What needs to be done: Pick out the lines below that contain the string "Ratio" and copy them all.

─── Extracted information ───

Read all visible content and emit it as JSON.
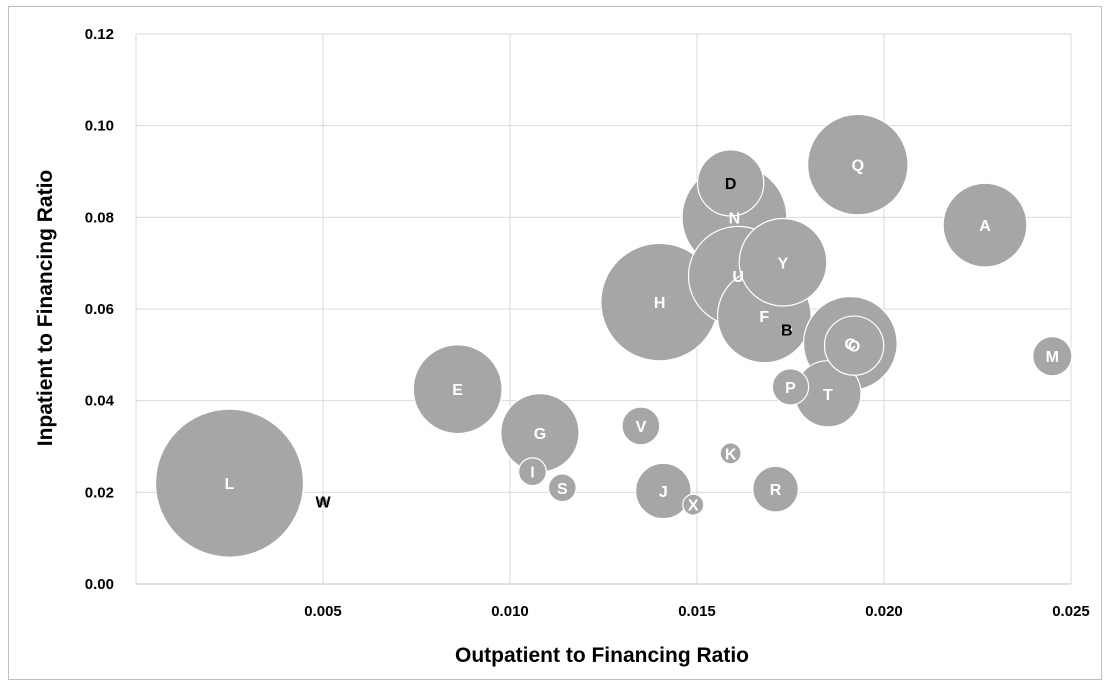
{
  "chart_data": {
    "type": "scatter",
    "variant": "bubble",
    "title": "",
    "xlabel": "Outpatient to Financing Ratio",
    "ylabel": "Inpatient to Financing Ratio",
    "xlim": [
      0.0,
      0.025
    ],
    "ylim": [
      0.0,
      0.12
    ],
    "x_ticks": [
      "0.005",
      "0.010",
      "0.015",
      "0.020",
      "0.025"
    ],
    "y_ticks": [
      "0.00",
      "0.02",
      "0.04",
      "0.06",
      "0.08",
      "0.10",
      "0.12"
    ],
    "grid": true,
    "legend": "none",
    "colors": {
      "bubble": "#a6a6a6",
      "bubble_stroke": "#ffffff",
      "label_inside": "#ffffff",
      "label_outside": "#000000",
      "grid": "#d9d9d9"
    },
    "points": [
      {
        "label": "L",
        "x": 0.0025,
        "y": 0.022,
        "size": 100,
        "label_color": "#ffffff"
      },
      {
        "label": "W",
        "x": 0.005,
        "y": 0.018,
        "size": 0.4,
        "label_color": "#000000"
      },
      {
        "label": "E",
        "x": 0.0086,
        "y": 0.0425,
        "size": 36,
        "label_color": "#ffffff"
      },
      {
        "label": "G",
        "x": 0.0108,
        "y": 0.033,
        "size": 28,
        "label_color": "#ffffff"
      },
      {
        "label": "I",
        "x": 0.0106,
        "y": 0.0245,
        "size": 3.5,
        "label_color": "#ffffff"
      },
      {
        "label": "S",
        "x": 0.0114,
        "y": 0.021,
        "size": 3.5,
        "label_color": "#ffffff"
      },
      {
        "label": "V",
        "x": 0.0135,
        "y": 0.0345,
        "size": 6.5,
        "label_color": "#ffffff"
      },
      {
        "label": "J",
        "x": 0.0141,
        "y": 0.0203,
        "size": 14,
        "label_color": "#ffffff"
      },
      {
        "label": "X",
        "x": 0.0149,
        "y": 0.0173,
        "size": 2,
        "label_color": "#ffffff"
      },
      {
        "label": "K",
        "x": 0.0159,
        "y": 0.0285,
        "size": 2,
        "label_color": "#ffffff"
      },
      {
        "label": "R",
        "x": 0.0171,
        "y": 0.0207,
        "size": 9.5,
        "label_color": "#ffffff"
      },
      {
        "label": "H",
        "x": 0.014,
        "y": 0.0615,
        "size": 63,
        "label_color": "#ffffff"
      },
      {
        "label": "D",
        "x": 0.0159,
        "y": 0.0875,
        "size": 20,
        "label_color": "#000000"
      },
      {
        "label": "N",
        "x": 0.016,
        "y": 0.08,
        "size": 50,
        "label_color": "#ffffff"
      },
      {
        "label": "F",
        "x": 0.0168,
        "y": 0.0585,
        "size": 40,
        "label_color": "#ffffff"
      },
      {
        "label": "U",
        "x": 0.0161,
        "y": 0.0672,
        "size": 45,
        "label_color": "#ffffff"
      },
      {
        "label": "Y",
        "x": 0.0173,
        "y": 0.0702,
        "size": 35,
        "label_color": "#ffffff"
      },
      {
        "label": "B",
        "x": 0.0174,
        "y": 0.0555,
        "size": 0.4,
        "label_color": "#000000"
      },
      {
        "label": "Q",
        "x": 0.0193,
        "y": 0.0915,
        "size": 46,
        "label_color": "#ffffff"
      },
      {
        "label": "A",
        "x": 0.0227,
        "y": 0.0783,
        "size": 32,
        "label_color": "#ffffff"
      },
      {
        "label": "C",
        "x": 0.0191,
        "y": 0.0525,
        "size": 40,
        "label_color": "#ffffff"
      },
      {
        "label": "O",
        "x": 0.0192,
        "y": 0.052,
        "size": 16,
        "label_color": "#ffffff"
      },
      {
        "label": "T",
        "x": 0.0185,
        "y": 0.0415,
        "size": 20,
        "label_color": "#ffffff"
      },
      {
        "label": "P",
        "x": 0.0175,
        "y": 0.043,
        "size": 6,
        "label_color": "#ffffff"
      },
      {
        "label": "M",
        "x": 0.0245,
        "y": 0.0497,
        "size": 7,
        "label_color": "#ffffff"
      }
    ]
  }
}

───

The completed task:
    "xlabel": "Outpatient to Financing Ratio",
    "ylabel": "Inpatient to Financing Ratio",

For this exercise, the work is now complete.